GIVEN REQUEST: Copy each line exactly. Leave nothing out.

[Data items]
━━━━━━━━━━━━━━━━━━━━
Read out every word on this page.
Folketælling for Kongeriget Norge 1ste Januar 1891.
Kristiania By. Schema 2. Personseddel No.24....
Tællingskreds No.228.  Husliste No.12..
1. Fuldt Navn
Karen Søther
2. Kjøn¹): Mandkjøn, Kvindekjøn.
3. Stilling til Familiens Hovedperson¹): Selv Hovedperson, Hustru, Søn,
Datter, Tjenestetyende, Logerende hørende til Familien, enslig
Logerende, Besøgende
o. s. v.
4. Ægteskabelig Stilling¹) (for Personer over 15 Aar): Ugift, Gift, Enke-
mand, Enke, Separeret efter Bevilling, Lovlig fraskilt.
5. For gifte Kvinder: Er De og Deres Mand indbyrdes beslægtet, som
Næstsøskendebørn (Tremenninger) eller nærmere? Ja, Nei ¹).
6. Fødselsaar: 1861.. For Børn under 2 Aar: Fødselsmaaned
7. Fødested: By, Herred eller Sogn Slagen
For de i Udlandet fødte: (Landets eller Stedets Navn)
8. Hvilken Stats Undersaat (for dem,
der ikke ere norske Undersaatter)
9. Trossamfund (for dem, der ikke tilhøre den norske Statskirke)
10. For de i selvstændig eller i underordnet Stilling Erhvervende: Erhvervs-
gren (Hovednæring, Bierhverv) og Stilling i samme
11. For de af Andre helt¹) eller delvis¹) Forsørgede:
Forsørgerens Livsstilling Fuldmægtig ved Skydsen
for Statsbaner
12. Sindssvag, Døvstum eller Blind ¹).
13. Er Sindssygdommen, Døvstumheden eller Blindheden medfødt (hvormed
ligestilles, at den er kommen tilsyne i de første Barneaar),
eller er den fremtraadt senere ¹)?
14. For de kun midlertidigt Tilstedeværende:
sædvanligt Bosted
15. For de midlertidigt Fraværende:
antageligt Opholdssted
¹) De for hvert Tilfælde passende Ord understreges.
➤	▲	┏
━━━━━━━━━━━━━━━━━━━━
OUTPUT OF THE EXERCISE:
Read out every word on this page.
Folketælling for Kongeriget Norge 1ste Januar 1891.
Kristiania By. Schema 2. Personseddel No.24....
Tællingskreds No.228.  Husliste No.12..
1. Fuldt Navn
Karen Søther
2. Kjøn¹): Mandkjøn, Kvindekjøn.
3. Stilling til Familiens Hovedperson¹): Selv Hovedperson, Hustru, Søn,
Datter, Tjenestetyende, Logerende hørende til Familien, enslig
Logerende, Besøgende
o. s. v.
4. Ægteskabelig Stilling¹) (for Personer over 15 Aar): Ugift, Gift, Enke-
mand, Enke, Separeret efter Bevilling, Lovlig fraskilt.
5. For gifte Kvinder: Er De og Deres Mand indbyrdes beslægtet, som
Næstsøskendebørn (Tremenninger) eller nærmere? Ja, Nei ¹).
6. Fødselsaar: 1861.. For Børn under 2 Aar: Fødselsmaaned
7. Fødested: By, Herred eller Sogn Slagen
For de i Udlandet fødte: (Landets eller Stedets Navn)
8. Hvilken Stats Undersaat (for dem,
der ikke ere norske Undersaatter)
9. Trossamfund (for dem, der ikke tilhøre den norske Statskirke)
10. For de i selvstændig eller i underordnet Stilling Erhvervende: Erhvervs-
gren (Hovednæring, Bierhverv) og Stilling i samme
11. For de af Andre helt¹) eller delvis¹) Forsørgede:
Forsørgerens Livsstilling Fuldmægtig ved Skydsen
for Statsbaner
12. Sindssvag, Døvstum eller Blind ¹).
13. Er Sindssygdommen, Døvstumheden eller Blindheden medfødt (hvormed
ligestilles, at den er kommen tilsyne i de første Barneaar),
eller er den fremtraadt senere ¹)?
14. For de kun midlertidigt Tilstedeværende:
sædvanligt Bosted
15. For de midlertidigt Fraværende:
antageligt Opholdssted
¹) De for hvert Tilfælde passende Ord understreges.
➤	▲	┏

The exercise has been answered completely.